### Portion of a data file
·····
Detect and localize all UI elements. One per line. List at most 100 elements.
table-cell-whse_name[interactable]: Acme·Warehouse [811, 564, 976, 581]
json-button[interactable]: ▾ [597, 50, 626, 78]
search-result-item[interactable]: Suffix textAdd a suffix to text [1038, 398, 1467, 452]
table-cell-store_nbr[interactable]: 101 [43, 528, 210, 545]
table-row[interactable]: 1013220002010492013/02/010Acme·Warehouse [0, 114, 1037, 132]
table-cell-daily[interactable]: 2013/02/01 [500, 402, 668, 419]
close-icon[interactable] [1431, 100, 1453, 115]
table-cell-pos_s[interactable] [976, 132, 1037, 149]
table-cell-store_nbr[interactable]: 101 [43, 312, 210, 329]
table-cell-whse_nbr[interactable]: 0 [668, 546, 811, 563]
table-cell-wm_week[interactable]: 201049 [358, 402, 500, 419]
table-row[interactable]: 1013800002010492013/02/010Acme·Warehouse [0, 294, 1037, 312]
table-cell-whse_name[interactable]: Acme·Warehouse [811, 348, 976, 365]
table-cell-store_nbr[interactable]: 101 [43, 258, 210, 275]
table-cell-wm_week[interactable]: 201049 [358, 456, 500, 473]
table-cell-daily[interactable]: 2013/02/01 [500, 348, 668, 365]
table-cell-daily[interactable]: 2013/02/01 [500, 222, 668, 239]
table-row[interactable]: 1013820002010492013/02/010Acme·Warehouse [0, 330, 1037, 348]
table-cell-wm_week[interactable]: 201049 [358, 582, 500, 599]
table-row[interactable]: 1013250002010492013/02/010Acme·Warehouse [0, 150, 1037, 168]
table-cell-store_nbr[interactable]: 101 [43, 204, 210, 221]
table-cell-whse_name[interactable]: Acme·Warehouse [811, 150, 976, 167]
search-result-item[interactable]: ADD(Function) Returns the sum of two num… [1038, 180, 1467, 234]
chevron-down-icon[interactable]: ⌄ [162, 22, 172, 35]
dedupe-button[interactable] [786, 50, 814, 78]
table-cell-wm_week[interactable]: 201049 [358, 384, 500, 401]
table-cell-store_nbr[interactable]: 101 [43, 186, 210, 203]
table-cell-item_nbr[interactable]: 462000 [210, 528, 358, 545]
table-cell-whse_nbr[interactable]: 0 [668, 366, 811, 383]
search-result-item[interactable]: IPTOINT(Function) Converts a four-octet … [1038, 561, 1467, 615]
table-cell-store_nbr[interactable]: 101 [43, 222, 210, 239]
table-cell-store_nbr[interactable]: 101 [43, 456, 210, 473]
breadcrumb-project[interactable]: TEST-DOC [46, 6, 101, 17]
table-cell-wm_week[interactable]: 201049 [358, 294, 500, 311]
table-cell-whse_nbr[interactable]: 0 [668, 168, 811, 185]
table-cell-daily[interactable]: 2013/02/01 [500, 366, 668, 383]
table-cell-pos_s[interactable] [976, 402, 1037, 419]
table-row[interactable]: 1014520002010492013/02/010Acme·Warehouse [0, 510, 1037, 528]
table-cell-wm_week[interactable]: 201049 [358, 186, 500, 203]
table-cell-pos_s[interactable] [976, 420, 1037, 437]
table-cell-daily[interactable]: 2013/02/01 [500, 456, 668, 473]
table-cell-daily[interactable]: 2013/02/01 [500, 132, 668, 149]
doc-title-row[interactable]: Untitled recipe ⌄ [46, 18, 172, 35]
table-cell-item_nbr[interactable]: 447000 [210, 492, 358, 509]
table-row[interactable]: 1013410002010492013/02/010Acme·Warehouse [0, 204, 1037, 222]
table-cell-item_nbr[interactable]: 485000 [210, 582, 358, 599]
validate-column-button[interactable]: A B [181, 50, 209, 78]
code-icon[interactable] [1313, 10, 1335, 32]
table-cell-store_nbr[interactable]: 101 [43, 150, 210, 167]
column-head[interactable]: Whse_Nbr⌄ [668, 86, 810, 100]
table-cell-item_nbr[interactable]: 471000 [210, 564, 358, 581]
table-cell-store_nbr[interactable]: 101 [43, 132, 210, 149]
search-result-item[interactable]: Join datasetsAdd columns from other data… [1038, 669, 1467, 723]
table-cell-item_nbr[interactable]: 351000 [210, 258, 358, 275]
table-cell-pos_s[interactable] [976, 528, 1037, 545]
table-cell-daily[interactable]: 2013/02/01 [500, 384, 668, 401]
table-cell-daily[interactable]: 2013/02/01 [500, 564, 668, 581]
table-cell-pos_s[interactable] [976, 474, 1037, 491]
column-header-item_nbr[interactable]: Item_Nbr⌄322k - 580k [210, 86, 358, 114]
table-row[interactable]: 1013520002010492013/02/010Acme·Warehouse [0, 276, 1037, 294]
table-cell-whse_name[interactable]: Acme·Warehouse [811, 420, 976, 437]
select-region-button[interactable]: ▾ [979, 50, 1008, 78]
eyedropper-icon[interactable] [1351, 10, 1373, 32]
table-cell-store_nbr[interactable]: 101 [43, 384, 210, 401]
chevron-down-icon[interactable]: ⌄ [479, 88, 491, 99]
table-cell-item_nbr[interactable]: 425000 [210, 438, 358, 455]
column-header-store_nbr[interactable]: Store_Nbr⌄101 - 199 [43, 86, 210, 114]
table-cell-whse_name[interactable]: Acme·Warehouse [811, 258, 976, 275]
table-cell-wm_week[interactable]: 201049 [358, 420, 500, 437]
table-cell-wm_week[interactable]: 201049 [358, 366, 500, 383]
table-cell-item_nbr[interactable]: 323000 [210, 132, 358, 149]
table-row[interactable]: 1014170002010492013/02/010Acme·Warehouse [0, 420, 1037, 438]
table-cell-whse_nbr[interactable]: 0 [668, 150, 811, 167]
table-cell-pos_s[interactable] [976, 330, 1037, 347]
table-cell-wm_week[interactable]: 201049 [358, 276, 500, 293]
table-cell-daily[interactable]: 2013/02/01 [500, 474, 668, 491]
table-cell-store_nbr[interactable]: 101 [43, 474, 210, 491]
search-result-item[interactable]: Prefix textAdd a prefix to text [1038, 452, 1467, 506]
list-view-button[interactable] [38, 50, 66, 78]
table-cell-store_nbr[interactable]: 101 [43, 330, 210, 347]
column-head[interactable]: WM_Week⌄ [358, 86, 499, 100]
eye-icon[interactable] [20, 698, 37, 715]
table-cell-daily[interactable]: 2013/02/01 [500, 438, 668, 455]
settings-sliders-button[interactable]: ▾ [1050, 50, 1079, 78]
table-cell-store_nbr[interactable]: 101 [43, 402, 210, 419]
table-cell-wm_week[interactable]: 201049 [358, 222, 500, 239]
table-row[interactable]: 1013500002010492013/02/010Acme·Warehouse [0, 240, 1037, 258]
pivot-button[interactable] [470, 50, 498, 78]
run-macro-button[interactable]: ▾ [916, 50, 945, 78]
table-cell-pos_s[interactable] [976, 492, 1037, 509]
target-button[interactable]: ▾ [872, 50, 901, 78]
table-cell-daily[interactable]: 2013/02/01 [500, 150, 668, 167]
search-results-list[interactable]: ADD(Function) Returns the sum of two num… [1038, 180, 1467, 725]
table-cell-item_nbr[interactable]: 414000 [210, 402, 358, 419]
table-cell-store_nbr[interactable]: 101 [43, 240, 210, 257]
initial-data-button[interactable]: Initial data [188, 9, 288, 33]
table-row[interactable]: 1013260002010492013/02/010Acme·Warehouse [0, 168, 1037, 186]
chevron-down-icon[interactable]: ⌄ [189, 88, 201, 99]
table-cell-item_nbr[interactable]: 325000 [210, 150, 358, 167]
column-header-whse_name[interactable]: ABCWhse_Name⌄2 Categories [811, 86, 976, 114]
·····
### Request
Rewrite the material from its first line through the line with "114, 1037, 132]", changing "json-button" to "json-toggle" and keeping everything else the same.

### Final result
Detect and localize all UI elements. One per line. List at most 100 elements.
table-cell-whse_name[interactable]: Acme·Warehouse [811, 564, 976, 581]
json-toggle[interactable]: ▾ [597, 50, 626, 78]
search-result-item[interactable]: Suffix textAdd a suffix to text [1038, 398, 1467, 452]
table-cell-store_nbr[interactable]: 101 [43, 528, 210, 545]
table-row[interactable]: 1013220002010492013/02/010Acme·Warehouse [0, 114, 1037, 132]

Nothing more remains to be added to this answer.